WHAT TO DO –
What is needed here is an exact copy of every entry.

:: SUPPLIED MATERIAL

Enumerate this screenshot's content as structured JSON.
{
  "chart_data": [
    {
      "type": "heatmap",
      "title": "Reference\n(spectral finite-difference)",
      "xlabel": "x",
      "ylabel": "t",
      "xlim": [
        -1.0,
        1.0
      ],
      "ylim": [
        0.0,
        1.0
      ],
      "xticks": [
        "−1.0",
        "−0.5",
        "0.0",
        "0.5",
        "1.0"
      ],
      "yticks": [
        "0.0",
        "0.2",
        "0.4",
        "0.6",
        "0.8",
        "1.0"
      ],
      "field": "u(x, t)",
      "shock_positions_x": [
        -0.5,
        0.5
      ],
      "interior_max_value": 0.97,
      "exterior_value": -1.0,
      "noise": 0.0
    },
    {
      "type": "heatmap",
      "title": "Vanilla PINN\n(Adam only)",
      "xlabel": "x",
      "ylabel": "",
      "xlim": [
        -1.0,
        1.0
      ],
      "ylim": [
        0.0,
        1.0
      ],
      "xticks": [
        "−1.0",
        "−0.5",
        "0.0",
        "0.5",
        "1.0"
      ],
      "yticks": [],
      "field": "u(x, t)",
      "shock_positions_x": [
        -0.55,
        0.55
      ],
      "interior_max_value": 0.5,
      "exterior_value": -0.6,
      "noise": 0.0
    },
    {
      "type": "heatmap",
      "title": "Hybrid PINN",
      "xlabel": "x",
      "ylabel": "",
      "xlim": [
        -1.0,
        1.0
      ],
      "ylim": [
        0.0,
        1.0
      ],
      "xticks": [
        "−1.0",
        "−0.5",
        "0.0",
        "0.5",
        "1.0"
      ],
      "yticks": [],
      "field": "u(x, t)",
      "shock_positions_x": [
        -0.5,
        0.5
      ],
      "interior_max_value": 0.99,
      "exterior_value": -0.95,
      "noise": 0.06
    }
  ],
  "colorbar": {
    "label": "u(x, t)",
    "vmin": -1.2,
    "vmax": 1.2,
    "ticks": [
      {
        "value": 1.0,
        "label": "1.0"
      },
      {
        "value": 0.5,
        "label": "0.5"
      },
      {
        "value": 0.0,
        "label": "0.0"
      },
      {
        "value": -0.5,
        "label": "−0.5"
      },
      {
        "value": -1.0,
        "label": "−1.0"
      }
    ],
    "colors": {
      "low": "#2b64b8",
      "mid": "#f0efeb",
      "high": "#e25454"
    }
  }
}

::::

RESULT OF THE TASK –
Enumerate this screenshot's content as structured JSON.
{
  "chart_data": [
    {
      "type": "heatmap",
      "title": "Reference\n(spectral finite-difference)",
      "xlabel": "x",
      "ylabel": "t",
      "xlim": [
        -1.0,
        1.0
      ],
      "ylim": [
        0.0,
        1.0
      ],
      "xticks": [
        "−1.0",
        "−0.5",
        "0.0",
        "0.5",
        "1.0"
      ],
      "yticks": [
        "0.0",
        "0.2",
        "0.4",
        "0.6",
        "0.8",
        "1.0"
      ],
      "field": "u(x, t)",
      "shock_positions_x": [
        -0.5,
        0.5
      ],
      "interior_max_value": 0.97,
      "exterior_value": -1.0,
      "noise": 0.0
    },
    {
      "type": "heatmap",
      "title": "Vanilla PINN\n(Adam only)",
      "xlabel": "x",
      "ylabel": "",
      "xlim": [
        -1.0,
        1.0
      ],
      "ylim": [
        0.0,
        1.0
      ],
      "xticks": [
        "−1.0",
        "−0.5",
        "0.0",
        "0.5",
        "1.0"
      ],
      "yticks": [],
      "field": "u(x, t)",
      "shock_positions_x": [
        -0.55,
        0.55
      ],
      "interior_max_value": 0.5,
      "exterior_value": -0.6,
      "noise": 0.0
    },
    {
      "type": "heatmap",
      "title": "Hybrid PINN",
      "xlabel": "x",
      "ylabel": "",
      "xlim": [
        -1.0,
        1.0
      ],
      "ylim": [
        0.0,
        1.0
      ],
      "xticks": [
        "−1.0",
        "−0.5",
        "0.0",
        "0.5",
        "1.0"
      ],
      "yticks": [],
      "field": "u(x, t)",
      "shock_positions_x": [
        -0.5,
        0.5
      ],
      "interior_max_value": 0.99,
      "exterior_value": -0.95,
      "noise": 0.06
    }
  ],
  "colorbar": {
    "label": "u(x, t)",
    "vmin": -1.2,
    "vmax": 1.2,
    "ticks": [
      {
        "value": 1.0,
        "label": "1.0"
      },
      {
        "value": 0.5,
        "label": "0.5"
      },
      {
        "value": 0.0,
        "label": "0.0"
      },
      {
        "value": -0.5,
        "label": "−0.5"
      },
      {
        "value": -1.0,
        "label": "−1.0"
      }
    ],
    "colors": {
      "low": "#2b64b8",
      "mid": "#f0efeb",
      "high": "#e25454"
    }
  }
}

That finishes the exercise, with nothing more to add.